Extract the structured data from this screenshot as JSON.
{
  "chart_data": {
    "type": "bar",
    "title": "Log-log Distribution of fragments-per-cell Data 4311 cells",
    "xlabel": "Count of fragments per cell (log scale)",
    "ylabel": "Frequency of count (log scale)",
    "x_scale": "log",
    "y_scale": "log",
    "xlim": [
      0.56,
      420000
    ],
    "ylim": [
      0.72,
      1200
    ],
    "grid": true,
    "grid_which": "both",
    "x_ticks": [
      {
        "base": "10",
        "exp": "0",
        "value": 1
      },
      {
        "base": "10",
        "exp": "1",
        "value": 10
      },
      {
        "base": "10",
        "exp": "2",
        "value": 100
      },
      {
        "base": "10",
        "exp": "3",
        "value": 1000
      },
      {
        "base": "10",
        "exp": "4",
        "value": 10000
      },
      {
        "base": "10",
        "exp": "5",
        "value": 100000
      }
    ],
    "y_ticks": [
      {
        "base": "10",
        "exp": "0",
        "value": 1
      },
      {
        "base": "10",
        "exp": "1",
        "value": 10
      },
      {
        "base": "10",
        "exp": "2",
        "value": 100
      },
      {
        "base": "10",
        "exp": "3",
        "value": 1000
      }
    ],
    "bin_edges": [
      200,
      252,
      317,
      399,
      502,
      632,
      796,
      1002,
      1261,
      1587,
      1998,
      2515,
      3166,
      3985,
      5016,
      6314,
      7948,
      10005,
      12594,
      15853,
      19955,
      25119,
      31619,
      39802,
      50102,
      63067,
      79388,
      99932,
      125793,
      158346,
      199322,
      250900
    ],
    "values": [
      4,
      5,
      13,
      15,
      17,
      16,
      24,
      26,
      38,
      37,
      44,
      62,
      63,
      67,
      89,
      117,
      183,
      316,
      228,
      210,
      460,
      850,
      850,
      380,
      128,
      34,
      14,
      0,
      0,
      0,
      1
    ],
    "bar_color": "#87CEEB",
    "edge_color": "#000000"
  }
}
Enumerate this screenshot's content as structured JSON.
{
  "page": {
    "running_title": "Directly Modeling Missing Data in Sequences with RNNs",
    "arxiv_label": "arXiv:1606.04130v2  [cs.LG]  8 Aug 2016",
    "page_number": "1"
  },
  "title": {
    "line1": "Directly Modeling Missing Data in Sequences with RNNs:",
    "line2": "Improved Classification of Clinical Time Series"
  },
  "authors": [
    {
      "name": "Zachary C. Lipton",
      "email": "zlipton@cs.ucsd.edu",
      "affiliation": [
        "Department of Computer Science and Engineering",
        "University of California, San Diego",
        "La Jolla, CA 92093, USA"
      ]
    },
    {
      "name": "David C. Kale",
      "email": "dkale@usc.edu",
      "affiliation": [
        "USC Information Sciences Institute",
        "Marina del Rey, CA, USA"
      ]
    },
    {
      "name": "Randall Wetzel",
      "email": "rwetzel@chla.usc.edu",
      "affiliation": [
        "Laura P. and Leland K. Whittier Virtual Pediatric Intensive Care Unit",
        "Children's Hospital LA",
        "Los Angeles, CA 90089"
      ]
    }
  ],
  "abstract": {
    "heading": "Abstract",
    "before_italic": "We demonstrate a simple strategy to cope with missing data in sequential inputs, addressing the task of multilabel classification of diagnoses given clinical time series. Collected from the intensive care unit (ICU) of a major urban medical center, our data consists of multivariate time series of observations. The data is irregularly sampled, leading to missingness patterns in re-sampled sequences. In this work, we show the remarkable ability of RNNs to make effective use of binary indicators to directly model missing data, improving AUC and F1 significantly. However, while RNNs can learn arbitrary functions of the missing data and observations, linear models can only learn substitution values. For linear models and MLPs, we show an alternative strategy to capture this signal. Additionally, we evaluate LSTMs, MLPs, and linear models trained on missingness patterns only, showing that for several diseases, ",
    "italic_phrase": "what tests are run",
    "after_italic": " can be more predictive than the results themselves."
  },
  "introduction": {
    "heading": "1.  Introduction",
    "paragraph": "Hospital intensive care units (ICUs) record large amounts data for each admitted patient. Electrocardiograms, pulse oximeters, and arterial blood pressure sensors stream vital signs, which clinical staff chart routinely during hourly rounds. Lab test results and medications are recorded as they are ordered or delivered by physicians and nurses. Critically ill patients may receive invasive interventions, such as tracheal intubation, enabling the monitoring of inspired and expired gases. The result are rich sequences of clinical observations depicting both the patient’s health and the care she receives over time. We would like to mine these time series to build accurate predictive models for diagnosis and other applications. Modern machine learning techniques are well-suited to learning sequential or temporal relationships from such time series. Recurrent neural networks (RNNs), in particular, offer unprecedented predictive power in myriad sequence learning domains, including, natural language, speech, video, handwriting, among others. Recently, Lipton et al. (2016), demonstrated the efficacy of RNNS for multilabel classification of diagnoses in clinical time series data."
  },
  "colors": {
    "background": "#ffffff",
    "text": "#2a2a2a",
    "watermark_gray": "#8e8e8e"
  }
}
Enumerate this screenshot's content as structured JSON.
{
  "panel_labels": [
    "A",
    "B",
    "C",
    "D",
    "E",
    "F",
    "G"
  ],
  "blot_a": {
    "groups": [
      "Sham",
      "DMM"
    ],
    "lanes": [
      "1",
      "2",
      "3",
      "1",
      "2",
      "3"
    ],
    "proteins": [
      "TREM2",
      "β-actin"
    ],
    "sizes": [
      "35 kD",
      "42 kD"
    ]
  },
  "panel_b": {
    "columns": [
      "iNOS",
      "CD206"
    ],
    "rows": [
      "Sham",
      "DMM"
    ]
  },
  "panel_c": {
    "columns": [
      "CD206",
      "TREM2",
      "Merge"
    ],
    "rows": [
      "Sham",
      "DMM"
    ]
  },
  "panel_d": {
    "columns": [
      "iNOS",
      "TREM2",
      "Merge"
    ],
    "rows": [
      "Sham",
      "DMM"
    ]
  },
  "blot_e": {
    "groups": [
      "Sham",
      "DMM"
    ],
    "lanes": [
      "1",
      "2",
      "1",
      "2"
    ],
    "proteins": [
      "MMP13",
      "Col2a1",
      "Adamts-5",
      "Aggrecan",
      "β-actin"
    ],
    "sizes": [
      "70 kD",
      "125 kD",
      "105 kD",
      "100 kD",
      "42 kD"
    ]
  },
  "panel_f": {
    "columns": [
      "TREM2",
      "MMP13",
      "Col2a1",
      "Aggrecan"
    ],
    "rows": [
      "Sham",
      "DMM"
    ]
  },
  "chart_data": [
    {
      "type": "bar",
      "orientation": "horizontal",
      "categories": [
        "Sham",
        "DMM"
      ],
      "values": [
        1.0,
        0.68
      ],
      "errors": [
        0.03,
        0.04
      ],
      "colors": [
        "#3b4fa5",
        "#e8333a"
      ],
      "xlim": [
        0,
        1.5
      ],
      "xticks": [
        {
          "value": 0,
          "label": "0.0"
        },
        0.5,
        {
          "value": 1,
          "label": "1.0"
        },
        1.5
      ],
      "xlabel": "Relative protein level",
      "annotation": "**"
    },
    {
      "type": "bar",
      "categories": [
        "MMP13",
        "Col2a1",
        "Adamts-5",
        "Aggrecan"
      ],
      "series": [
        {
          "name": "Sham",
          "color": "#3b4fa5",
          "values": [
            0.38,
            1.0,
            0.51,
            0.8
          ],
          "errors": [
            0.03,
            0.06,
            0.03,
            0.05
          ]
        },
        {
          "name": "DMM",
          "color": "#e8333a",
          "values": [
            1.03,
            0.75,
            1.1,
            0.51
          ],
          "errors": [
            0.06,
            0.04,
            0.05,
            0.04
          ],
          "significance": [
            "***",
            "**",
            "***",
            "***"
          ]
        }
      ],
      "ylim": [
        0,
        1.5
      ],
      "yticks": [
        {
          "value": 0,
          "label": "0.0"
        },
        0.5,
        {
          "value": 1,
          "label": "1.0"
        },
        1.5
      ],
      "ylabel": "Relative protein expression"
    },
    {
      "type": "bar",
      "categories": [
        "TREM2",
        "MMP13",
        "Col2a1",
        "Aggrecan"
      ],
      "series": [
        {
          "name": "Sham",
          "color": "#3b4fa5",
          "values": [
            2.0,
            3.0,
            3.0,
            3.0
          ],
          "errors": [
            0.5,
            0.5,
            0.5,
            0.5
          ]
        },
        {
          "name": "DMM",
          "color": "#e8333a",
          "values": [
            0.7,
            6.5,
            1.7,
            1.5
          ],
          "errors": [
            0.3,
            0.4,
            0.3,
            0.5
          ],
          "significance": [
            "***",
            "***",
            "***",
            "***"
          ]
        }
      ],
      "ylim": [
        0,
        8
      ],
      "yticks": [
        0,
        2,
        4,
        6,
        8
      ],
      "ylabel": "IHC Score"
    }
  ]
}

━━━━━━━━━━━━━━━━

* _TASK BRIEF_
Go through the material and copy each line in which the word "results" occurs.

* _YOUR RESPONSE_
    "after_italic": " can be more predictive than the results themselves."
    "paragraph": "Hospital intensive care units (ICUs) record large amounts data for each admitted patient. Electrocardiograms, pulse oximeters, and arterial blood pressure sensors stream vital signs, which clinical staff chart routinely during hourly rounds. Lab test results and medications are recorded as they are ordered or delivered by physicians and nurses. Critically ill patients may receive invasive interventions, such as tracheal intubation, enabling the monitoring of inspired and expired gases. The result are rich sequences of clinical observations depicting both the patient’s health and the care she receives over time. We would like to mine these time series to build accurate predictive models for diagnosis and other applications. Modern machine learning techniques are well-suited to learning sequential or temporal relationships from such time series. Recurrent neural networks (RNNs), in particular, offer unprecedented predictive power in myriad sequence learning domains, including, natural language, speech, video, handwriting, among others. Recently, Lipton et al. (2016), demonstrated the efficacy of RNNS for multilabel classification of diagnoses in clinical time series data."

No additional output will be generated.